** Task details **
Check each line of the listing for the string "Velocità", count the lines that have it, and answer with that number only.

[Entries with figure data]
-- Begin --

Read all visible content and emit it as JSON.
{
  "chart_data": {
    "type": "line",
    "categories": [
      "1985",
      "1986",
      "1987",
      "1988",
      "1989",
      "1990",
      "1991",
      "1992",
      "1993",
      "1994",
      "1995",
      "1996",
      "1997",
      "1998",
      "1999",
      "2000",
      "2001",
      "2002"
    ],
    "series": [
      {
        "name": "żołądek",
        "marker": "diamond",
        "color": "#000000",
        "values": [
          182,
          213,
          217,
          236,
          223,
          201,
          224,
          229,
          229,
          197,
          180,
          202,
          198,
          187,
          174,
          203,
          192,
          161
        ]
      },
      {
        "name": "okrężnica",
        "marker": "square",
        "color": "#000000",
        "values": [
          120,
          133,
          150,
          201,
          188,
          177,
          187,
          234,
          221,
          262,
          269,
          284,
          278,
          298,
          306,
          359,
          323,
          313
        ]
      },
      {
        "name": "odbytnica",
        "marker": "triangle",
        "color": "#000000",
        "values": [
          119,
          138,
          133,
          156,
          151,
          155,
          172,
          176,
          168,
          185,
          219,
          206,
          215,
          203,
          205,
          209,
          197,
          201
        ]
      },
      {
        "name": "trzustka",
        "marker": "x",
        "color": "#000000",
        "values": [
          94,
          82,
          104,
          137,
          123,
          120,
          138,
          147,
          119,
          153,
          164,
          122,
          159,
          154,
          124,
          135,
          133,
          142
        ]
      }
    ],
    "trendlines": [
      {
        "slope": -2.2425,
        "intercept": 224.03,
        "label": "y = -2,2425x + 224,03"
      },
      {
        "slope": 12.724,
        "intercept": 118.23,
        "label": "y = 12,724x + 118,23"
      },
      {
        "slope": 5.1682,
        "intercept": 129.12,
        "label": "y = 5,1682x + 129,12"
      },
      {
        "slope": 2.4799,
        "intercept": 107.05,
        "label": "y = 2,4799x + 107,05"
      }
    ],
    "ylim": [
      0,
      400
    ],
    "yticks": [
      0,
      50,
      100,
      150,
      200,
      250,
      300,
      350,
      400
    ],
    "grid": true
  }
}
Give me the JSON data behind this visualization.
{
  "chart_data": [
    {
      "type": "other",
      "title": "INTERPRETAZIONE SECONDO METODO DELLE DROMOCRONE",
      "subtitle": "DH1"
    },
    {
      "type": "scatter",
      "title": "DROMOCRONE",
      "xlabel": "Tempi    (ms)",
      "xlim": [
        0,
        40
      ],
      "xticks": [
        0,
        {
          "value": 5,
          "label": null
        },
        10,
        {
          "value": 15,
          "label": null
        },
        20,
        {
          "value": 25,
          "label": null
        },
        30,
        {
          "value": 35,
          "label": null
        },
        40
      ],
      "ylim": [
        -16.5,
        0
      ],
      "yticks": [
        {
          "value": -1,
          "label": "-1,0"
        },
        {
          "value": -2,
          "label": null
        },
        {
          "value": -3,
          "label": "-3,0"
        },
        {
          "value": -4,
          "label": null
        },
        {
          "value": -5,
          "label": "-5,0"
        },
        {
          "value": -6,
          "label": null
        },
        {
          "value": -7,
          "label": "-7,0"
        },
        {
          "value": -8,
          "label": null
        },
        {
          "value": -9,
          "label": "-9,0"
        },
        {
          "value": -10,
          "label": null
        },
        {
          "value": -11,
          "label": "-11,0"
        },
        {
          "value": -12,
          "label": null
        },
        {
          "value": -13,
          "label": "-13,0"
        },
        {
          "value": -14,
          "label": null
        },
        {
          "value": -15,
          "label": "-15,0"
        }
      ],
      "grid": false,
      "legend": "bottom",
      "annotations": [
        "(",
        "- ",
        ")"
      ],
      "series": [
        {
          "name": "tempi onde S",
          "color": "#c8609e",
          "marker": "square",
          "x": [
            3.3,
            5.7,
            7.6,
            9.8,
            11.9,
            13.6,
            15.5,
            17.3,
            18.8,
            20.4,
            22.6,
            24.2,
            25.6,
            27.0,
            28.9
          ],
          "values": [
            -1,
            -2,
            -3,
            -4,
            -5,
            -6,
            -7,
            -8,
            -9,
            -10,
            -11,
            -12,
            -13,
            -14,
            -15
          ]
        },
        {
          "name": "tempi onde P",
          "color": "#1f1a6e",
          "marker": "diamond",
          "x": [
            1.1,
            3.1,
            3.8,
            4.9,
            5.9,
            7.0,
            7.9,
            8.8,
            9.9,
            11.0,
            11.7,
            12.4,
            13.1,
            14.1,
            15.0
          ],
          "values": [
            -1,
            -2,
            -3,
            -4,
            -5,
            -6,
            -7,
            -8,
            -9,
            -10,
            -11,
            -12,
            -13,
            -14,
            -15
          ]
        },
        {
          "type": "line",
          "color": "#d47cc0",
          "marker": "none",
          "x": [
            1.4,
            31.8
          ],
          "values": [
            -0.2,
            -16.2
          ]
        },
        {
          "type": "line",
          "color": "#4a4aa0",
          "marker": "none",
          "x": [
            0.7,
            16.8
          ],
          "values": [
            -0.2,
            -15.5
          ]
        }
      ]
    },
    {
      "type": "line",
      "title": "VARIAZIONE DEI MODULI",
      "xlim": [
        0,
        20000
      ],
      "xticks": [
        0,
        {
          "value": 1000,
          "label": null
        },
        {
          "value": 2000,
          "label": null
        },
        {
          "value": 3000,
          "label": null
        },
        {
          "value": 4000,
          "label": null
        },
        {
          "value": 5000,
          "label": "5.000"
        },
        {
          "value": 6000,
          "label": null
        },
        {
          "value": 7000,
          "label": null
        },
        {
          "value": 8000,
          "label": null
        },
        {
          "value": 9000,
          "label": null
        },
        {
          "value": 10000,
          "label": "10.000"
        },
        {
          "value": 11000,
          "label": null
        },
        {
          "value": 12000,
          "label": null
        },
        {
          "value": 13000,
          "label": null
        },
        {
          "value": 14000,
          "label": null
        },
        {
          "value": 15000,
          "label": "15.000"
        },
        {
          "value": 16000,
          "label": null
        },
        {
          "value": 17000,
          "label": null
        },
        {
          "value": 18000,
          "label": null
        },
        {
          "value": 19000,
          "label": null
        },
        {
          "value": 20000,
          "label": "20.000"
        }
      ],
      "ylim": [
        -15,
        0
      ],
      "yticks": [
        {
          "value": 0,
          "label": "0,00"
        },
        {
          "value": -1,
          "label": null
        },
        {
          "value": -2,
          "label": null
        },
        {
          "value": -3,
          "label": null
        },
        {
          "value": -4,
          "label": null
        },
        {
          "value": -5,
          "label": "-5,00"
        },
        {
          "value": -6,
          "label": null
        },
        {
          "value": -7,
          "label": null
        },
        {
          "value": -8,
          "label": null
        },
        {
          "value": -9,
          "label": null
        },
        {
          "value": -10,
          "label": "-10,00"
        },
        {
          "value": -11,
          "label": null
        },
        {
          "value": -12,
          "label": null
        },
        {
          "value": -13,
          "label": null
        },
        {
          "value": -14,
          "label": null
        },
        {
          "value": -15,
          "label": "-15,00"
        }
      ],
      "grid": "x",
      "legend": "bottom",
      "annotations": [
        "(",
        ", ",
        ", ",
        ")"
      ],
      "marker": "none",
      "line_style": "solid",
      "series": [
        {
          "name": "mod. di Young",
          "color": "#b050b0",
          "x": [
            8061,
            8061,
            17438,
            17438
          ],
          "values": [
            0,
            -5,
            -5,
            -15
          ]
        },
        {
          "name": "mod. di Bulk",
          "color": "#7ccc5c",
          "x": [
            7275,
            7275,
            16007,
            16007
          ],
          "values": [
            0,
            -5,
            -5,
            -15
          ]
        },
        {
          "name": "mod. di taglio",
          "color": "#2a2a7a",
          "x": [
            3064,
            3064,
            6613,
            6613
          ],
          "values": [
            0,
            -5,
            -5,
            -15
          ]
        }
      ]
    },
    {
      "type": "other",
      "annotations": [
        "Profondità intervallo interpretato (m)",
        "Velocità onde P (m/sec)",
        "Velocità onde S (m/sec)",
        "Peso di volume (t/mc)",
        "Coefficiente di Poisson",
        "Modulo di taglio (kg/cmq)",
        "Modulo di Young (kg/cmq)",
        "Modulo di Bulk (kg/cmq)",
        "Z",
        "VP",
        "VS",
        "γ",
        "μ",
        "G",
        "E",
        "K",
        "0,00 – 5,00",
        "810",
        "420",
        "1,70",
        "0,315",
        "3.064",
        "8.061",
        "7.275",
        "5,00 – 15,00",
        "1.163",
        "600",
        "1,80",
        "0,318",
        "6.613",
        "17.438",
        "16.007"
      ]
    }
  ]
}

-- End --

** Solution for this task **
2